Questions on the material -
1. In the text on soap-opera viewing, how many episodes of hour-long soaps does the author watch each working weekday?
2. Please quote the passage of the soap-viewing text between "Because most of" and "content over time.", inclusive.

Source text -
I’ve watched much of this material over the past 7 years and am watching more every day. The recent addition of RetroTV’s rerun of the Colgate-Palmolive NBC soap, The Doctors, beginning with the late 1967 episodes, has further contributed to my archive. But how I do my viewing is where I employ digital video tools.

The author's two-screen work set-up.

The author’s two-screen work set-up.

Because most of my episode archive is on DVD-Rs I have burned over the years, my process is to convert these DVDs to mp4 files. Software like Handbrake accomplishes this on my Mac, as did the now-defunct VisualHub. For content I access through user-generated streaming sites, I use downloading software, some of which is available for free online. I also use iSkysoft iTube Studio for its ability to download from a range of different such sites, and to convert those files to iPad-ready mp4s. Managing the files through iTunes, I transfer them to my iPad in week-long viewing chunks, moving them off my limited-capacity first generation iPad after I watch. This multi-step process can be a bit cumbersome, but it achieves some key goals that have allowed me to watch a lot of content over time.

One goal was that my episodes be viewable in an off-line and mobile capacity to increase my ability to watch any time and anywhere (such as airplanes and my community fitness center gym, which did not have wifi until the past few years). Another goal was for the episodes to be on a screen separate from my main computer screen not only for portability but so that I could multitask as I watch. My pattern for years has been to watch three episodes of half-hour soaps or two of hour-long soaps each working weekday. Skipping commercials, this means spending 1–1 ½ hours of my day watching. I rarely take the time to do that in a concentrated way. Instead, I watch the episodes each day while dealing with email or other lower-attention work tasks, and in a host of other times when I find pockets for viewing — doing my hair, making dinner, cleaning a bathroom, waiting for a kid to fall asleep — these, I assure you, are all excellent times to watch soaps. I also watch at the gym and occasionally in the living room, with earbuds, when someone in my household is watching something else (e.g., Teen Titans Go!) on the “big” TV.

darkshadowsI take notes on the shows when I notice revealing moments (in DevonThink), but daytime soaps were not made for one’s full attention at all times. They are excellent at using audio and video cues to signal narrative significance. When I was watching Dark Shadows (perhaps the slowest of the soaps despite vampires, werewolves, and time travel) I knew exactly when to pay close attention because of the predictable music cues. Each of the soaps I watch has its own such patterns, which I have picked up through my regular viewing.

The work of television historiography is distinct in multiple respects, but surely the volume of content one might consider is especially notable. While watching the programs one studies is a central part of our research, cultural studies has helped us to understand that processes of production and reception are equally significant. Still, this de-centering of the text may be puzzling to those more accustomed to traditional forms of cultural analysis. For my soap research, my often-partial attention to the text has become an unintentionally revealing experience. I’ve come to understand my viewing as the 21st century digital version of the 1960s housewife glancing back and forth at the set as she irons, starts dinner, or moderates between squabbling siblings, an experience hilariously portrayed in a 1960 TV Guide Awards sketch. There may be no more fitting research strategy for a TV genre that has long served as a daily companion to its audience’s lives.

Source data -
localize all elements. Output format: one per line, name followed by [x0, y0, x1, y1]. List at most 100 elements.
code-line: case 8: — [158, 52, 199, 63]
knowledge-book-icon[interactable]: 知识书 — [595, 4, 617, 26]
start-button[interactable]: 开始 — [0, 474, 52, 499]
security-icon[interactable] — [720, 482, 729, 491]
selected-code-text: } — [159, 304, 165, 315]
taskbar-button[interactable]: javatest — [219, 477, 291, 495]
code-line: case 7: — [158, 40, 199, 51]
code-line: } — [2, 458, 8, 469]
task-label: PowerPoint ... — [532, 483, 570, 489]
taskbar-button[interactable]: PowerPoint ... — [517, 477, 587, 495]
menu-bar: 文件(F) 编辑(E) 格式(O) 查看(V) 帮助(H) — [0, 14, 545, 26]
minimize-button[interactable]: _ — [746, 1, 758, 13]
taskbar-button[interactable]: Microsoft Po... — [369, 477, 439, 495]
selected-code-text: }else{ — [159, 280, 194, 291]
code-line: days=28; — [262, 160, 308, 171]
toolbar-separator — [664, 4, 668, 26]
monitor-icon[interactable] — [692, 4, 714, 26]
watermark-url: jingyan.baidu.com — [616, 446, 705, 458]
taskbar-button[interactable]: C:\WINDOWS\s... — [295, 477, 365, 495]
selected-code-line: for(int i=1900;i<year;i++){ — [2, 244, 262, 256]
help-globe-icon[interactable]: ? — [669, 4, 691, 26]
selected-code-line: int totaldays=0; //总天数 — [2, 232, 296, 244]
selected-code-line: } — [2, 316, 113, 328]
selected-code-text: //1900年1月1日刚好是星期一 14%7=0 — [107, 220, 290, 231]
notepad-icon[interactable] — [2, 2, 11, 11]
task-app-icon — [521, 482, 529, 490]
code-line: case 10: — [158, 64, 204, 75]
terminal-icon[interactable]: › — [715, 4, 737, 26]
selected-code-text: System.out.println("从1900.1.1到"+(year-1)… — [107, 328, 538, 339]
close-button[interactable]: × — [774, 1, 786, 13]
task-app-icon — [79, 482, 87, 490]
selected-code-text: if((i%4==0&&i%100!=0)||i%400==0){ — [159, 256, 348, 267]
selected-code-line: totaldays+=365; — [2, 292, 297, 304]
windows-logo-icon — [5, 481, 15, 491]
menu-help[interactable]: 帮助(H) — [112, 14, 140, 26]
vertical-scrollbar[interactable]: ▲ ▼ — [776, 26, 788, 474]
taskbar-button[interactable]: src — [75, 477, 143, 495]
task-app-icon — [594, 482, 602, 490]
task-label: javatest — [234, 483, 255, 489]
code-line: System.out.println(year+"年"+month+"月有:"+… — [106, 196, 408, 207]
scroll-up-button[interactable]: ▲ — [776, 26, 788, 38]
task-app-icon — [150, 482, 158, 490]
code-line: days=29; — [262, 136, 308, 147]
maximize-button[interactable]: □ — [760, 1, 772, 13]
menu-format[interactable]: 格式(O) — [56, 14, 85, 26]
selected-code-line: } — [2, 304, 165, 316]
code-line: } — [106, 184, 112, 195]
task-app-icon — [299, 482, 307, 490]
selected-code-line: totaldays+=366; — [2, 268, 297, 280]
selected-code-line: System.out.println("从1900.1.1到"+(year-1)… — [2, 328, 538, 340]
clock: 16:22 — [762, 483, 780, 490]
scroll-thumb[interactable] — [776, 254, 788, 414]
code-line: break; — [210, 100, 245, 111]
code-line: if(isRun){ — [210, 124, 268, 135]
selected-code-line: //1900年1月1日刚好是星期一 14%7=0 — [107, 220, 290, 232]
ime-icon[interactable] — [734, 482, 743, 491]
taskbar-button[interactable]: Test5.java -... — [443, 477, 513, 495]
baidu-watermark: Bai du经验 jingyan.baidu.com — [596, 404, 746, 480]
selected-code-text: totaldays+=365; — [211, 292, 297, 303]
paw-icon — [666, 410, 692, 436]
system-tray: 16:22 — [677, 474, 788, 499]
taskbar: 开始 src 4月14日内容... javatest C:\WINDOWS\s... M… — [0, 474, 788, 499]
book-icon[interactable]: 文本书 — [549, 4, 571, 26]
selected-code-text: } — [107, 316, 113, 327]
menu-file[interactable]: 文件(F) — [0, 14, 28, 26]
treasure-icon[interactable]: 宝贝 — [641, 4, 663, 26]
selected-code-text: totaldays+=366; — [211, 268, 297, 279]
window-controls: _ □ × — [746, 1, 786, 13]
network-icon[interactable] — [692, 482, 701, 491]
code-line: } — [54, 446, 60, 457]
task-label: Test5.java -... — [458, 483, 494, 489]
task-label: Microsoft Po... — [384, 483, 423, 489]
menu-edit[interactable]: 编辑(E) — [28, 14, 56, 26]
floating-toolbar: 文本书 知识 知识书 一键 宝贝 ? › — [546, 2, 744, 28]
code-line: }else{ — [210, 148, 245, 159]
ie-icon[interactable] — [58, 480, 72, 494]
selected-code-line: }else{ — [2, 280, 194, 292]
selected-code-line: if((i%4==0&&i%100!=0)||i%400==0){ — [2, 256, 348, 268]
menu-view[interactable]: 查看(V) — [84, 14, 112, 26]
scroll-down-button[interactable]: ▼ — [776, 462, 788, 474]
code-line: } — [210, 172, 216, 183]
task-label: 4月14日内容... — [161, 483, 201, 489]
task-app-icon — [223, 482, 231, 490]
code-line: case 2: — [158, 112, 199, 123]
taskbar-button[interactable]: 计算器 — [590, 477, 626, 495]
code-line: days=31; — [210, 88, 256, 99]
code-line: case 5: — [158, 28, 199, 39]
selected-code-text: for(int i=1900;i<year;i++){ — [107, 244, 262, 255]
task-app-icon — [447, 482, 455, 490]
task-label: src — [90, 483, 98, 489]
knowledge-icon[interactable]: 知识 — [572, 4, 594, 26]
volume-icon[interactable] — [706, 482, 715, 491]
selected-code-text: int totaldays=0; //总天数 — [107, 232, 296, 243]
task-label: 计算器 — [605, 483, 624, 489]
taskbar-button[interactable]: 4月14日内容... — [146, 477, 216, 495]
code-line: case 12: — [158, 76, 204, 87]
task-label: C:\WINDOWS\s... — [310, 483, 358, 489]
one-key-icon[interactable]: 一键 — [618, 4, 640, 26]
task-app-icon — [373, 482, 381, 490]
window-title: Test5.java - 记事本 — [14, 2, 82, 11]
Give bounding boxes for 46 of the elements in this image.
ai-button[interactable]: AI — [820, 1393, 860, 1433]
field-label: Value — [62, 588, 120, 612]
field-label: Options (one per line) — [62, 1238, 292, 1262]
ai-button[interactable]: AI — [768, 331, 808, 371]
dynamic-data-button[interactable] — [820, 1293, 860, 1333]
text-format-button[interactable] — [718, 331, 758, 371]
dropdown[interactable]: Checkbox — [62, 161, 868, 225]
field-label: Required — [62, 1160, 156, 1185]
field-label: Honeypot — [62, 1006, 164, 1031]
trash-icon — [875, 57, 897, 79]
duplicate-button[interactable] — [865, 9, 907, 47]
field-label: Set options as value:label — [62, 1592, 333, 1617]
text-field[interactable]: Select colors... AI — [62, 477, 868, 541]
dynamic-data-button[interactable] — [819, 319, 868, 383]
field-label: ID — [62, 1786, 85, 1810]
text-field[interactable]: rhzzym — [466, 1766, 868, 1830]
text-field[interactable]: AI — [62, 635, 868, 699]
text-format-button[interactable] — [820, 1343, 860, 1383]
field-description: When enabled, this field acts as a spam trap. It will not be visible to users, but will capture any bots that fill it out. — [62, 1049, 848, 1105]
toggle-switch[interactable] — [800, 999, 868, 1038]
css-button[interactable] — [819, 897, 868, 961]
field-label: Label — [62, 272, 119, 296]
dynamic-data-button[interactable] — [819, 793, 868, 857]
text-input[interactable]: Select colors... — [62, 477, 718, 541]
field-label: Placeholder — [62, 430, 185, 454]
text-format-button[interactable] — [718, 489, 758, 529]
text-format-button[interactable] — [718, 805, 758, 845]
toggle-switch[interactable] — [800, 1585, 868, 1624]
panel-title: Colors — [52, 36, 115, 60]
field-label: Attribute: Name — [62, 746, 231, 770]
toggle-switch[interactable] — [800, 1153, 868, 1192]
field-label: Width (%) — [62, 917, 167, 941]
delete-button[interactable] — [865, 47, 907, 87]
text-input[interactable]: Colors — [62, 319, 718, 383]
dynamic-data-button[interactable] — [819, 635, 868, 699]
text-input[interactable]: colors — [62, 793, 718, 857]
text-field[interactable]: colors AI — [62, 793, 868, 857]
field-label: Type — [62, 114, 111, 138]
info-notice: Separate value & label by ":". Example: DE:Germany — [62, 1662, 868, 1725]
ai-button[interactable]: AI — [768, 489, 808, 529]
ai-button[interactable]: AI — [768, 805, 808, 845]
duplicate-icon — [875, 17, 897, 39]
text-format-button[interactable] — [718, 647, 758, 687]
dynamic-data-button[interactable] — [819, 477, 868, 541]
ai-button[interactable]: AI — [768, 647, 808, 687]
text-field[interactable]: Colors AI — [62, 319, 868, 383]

Answers for this exercise -
1. Two.

2.
Because most of my episode archive is on DVD-Rs I have burned over the years, my process is to convert these DVDs to mp4 files. Software like Handbrake accomplishes this on my Mac, as did the now-defunct VisualHub. For content I access through user-generated streaming sites, I use downloading software, some of which is available for free online. I also use iSkysoft iTube Studio for its ability to download from a range of different such sites, and to convert those files to iPad-ready mp4s. Managing the files through iTunes, I transfer them to my iPad in week-long viewing chunks, moving them off my limited-capacity first generation iPad after I watch. This multi-step process can be a bit cumbersome, but it achieves some key goals that have allowed me to watch a lot of content over time.